━━━━━ STORED ROWS ━━━━━

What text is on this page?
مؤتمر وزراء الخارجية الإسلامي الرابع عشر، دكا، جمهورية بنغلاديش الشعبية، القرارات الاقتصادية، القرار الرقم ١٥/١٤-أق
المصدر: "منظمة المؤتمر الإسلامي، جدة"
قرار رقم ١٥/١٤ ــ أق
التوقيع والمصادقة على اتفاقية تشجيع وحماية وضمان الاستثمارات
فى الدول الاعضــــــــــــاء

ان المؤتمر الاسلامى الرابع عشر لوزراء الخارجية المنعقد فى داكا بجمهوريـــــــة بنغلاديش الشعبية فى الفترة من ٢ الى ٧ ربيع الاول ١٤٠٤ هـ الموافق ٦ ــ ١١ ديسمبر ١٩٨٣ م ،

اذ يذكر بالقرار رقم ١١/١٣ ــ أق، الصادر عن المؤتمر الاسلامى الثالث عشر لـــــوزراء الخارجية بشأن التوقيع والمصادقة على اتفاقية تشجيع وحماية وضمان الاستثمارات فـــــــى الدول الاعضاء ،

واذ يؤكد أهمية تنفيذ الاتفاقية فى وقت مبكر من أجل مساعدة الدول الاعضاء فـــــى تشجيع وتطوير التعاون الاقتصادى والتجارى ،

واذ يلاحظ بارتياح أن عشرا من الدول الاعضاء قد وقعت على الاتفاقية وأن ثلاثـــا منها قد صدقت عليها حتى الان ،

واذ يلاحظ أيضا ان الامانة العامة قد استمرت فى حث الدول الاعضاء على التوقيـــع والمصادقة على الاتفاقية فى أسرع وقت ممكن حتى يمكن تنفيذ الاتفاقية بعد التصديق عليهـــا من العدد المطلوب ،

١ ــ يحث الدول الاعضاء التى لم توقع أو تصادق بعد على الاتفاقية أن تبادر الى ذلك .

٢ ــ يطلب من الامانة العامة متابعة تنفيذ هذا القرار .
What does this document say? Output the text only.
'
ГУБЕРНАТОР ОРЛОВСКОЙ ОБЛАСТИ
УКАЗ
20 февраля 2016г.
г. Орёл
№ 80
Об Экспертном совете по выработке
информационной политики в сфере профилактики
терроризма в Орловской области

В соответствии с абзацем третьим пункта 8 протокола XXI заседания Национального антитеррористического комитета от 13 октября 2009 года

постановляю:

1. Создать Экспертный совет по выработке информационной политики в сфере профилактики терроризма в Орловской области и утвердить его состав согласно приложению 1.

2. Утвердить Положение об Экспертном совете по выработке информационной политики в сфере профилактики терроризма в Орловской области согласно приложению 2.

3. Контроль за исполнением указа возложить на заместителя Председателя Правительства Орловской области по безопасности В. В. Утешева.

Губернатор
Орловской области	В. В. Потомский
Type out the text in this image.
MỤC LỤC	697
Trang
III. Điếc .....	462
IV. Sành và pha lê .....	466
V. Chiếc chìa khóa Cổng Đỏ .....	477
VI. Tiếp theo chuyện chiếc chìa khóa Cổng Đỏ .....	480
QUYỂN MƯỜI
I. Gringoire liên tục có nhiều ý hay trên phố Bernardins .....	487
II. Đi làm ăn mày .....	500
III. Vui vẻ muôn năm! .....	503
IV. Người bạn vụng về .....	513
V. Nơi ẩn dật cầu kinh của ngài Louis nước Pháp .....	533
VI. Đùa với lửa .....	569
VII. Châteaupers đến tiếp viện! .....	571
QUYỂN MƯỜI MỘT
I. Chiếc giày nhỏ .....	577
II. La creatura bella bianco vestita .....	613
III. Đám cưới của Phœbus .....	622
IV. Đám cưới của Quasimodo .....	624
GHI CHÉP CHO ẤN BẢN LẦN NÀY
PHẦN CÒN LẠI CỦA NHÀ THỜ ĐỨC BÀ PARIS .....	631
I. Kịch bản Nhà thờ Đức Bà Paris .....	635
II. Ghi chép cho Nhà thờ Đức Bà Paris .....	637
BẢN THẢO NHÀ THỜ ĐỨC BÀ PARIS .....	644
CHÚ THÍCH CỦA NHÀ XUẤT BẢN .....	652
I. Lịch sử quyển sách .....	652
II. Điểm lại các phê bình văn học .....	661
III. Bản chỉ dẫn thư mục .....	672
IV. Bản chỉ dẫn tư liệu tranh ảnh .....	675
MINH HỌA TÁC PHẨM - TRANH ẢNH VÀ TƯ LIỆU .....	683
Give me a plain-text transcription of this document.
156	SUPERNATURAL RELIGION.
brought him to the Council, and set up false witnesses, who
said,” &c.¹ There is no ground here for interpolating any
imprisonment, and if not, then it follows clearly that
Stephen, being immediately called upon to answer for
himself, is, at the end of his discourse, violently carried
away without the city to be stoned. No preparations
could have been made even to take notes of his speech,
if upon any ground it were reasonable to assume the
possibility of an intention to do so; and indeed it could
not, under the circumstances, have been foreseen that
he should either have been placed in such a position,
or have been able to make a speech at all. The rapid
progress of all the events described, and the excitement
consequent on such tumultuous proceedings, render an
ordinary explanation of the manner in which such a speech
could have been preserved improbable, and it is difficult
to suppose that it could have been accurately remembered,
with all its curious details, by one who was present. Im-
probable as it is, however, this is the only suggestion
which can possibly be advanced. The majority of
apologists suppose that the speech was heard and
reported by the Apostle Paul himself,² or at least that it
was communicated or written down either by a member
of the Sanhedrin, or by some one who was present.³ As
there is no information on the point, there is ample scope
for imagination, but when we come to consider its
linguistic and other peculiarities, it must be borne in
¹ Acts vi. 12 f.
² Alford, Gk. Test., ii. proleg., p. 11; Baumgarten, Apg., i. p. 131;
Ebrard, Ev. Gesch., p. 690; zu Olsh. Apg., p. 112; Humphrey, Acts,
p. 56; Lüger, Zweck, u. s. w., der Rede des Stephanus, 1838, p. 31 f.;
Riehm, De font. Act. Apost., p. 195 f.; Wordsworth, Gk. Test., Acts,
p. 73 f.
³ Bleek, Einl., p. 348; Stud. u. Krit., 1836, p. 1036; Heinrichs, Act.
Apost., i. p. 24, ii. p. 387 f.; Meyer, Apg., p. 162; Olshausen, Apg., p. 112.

━━━━━

_DESCRIPTION OF THE TASK_
All of the records must be retyped exactly as they are.

_EXERCISE RESPONSE_
What text is on this page?
مؤتمر وزراء الخارجية الإسلامي الرابع عشر، دكا، جمهورية بنغلاديش الشعبية، القرارات الاقتصادية، القرار الرقم ١٥/١٤-أق
المصدر: "منظمة المؤتمر الإسلامي، جدة"
قرار رقم ١٥/١٤ ــ أق
التوقيع والمصادقة على اتفاقية تشجيع وحماية وضمان الاستثمارات
فى الدول الاعضــــــــــــاء

ان المؤتمر الاسلامى الرابع عشر لوزراء الخارجية المنعقد فى داكا بجمهوريـــــــة بنغلاديش الشعبية فى الفترة من ٢ الى ٧ ربيع الاول ١٤٠٤ هـ الموافق ٦ ــ ١١ ديسمبر ١٩٨٣ م ،

اذ يذكر بالقرار رقم ١١/١٣ ــ أق، الصادر عن المؤتمر الاسلامى الثالث عشر لـــــوزراء الخارجية بشأن التوقيع والمصادقة على اتفاقية تشجيع وحماية وضمان الاستثمارات فـــــــى الدول الاعضاء ،

واذ يؤكد أهمية تنفيذ الاتفاقية فى وقت مبكر من أجل مساعدة الدول الاعضاء فـــــى تشجيع وتطوير التعاون الاقتصادى والتجارى ،

واذ يلاحظ بارتياح أن عشرا من الدول الاعضاء قد وقعت على الاتفاقية وأن ثلاثـــا منها قد صدقت عليها حتى الان ،

واذ يلاحظ أيضا ان الامانة العامة قد استمرت فى حث الدول الاعضاء على التوقيـــع والمصادقة على الاتفاقية فى أسرع وقت ممكن حتى يمكن تنفيذ الاتفاقية بعد التصديق عليهـــا من العدد المطلوب ،

١ ــ يحث الدول الاعضاء التى لم توقع أو تصادق بعد على الاتفاقية أن تبادر الى ذلك .

٢ ــ يطلب من الامانة العامة متابعة تنفيذ هذا القرار .
What does this document say? Output the text only.
'
ГУБЕРНАТОР ОРЛОВСКОЙ ОБЛАСТИ
УКАЗ
20 февраля 2016г.
г. Орёл
№ 80
Об Экспертном совете по выработке
информационной политики в сфере профилактики
терроризма в Орловской области

В соответствии с абзацем третьим пункта 8 протокола XXI заседания Национального антитеррористического комитета от 13 октября 2009 года

постановляю:

1. Создать Экспертный совет по выработке информационной политики в сфере профилактики терроризма в Орловской области и утвердить его состав согласно приложению 1.

2. Утвердить Положение об Экспертном совете по выработке информационной политики в сфере профилактики терроризма в Орловской области согласно приложению 2.

3. Контроль за исполнением указа возложить на заместителя Председателя Правительства Орловской области по безопасности В. В. Утешева.

Губернатор
Орловской области	В. В. Потомский
Type out the text in this image.
MỤC LỤC	697
Trang
III. Điếc .....	462
IV. Sành và pha lê .....	466
V. Chiếc chìa khóa Cổng Đỏ .....	477
VI. Tiếp theo chuyện chiếc chìa khóa Cổng Đỏ .....	480
QUYỂN MƯỜI
I. Gringoire liên tục có nhiều ý hay trên phố Bernardins .....	487
II. Đi làm ăn mày .....	500
III. Vui vẻ muôn năm! .....	503
IV. Người bạn vụng về .....	513
V. Nơi ẩn dật cầu kinh của ngài Louis nước Pháp .....	533
VI. Đùa với lửa .....	569
VII. Châteaupers đến tiếp viện! .....	571
QUYỂN MƯỜI MỘT
I. Chiếc giày nhỏ .....	577
II. La creatura bella bianco vestita .....	613
III. Đám cưới của Phœbus .....	622
IV. Đám cưới của Quasimodo .....	624
GHI CHÉP CHO ẤN BẢN LẦN NÀY
PHẦN CÒN LẠI CỦA NHÀ THỜ ĐỨC BÀ PARIS .....	631
I. Kịch bản Nhà thờ Đức Bà Paris .....	635
II. Ghi chép cho Nhà thờ Đức Bà Paris .....	637
BẢN THẢO NHÀ THỜ ĐỨC BÀ PARIS .....	644
CHÚ THÍCH CỦA NHÀ XUẤT BẢN .....	652
I. Lịch sử quyển sách .....	652
II. Điểm lại các phê bình văn học .....	661
III. Bản chỉ dẫn thư mục .....	672
IV. Bản chỉ dẫn tư liệu tranh ảnh .....	675
MINH HỌA TÁC PHẨM - TRANH ẢNH VÀ TƯ LIỆU .....	683
Give me a plain-text transcription of this document.
156	SUPERNATURAL RELIGION.
brought him to the Council, and set up false witnesses, who
said,” &c.¹ There is no ground here for interpolating any
imprisonment, and if not, then it follows clearly that
Stephen, being immediately called upon to answer for
himself, is, at the end of his discourse, violently carried
away without the city to be stoned. No preparations
could have been made even to take notes of his speech,
if upon any ground it were reasonable to assume the
possibility of an intention to do so; and indeed it could
not, under the circumstances, have been foreseen that
he should either have been placed in such a position,
or have been able to make a speech at all. The rapid
progress of all the events described, and the excitement
consequent on such tumultuous proceedings, render an
ordinary explanation of the manner in which such a speech
could have been preserved improbable, and it is difficult
to suppose that it could have been accurately remembered,
with all its curious details, by one who was present. Im-
probable as it is, however, this is the only suggestion
which can possibly be advanced. The majority of
apologists suppose that the speech was heard and
reported by the Apostle Paul himself,² or at least that it
was communicated or written down either by a member
of the Sanhedrin, or by some one who was present.³ As
there is no information on the point, there is ample scope
for imagination, but when we come to consider its
linguistic and other peculiarities, it must be borne in
¹ Acts vi. 12 f.
² Alford, Gk. Test., ii. proleg., p. 11; Baumgarten, Apg., i. p. 131;
Ebrard, Ev. Gesch., p. 690; zu Olsh. Apg., p. 112; Humphrey, Acts,
p. 56; Lüger, Zweck, u. s. w., der Rede des Stephanus, 1838, p. 31 f.;
Riehm, De font. Act. Apost., p. 195 f.; Wordsworth, Gk. Test., Acts,
p. 73 f.
³ Bleek, Einl., p. 348; Stud. u. Krit., 1836, p. 1036; Heinrichs, Act.
Apost., i. p. 24, ii. p. 387 f.; Meyer, Apg., p. 162; Olshausen, Apg., p. 112.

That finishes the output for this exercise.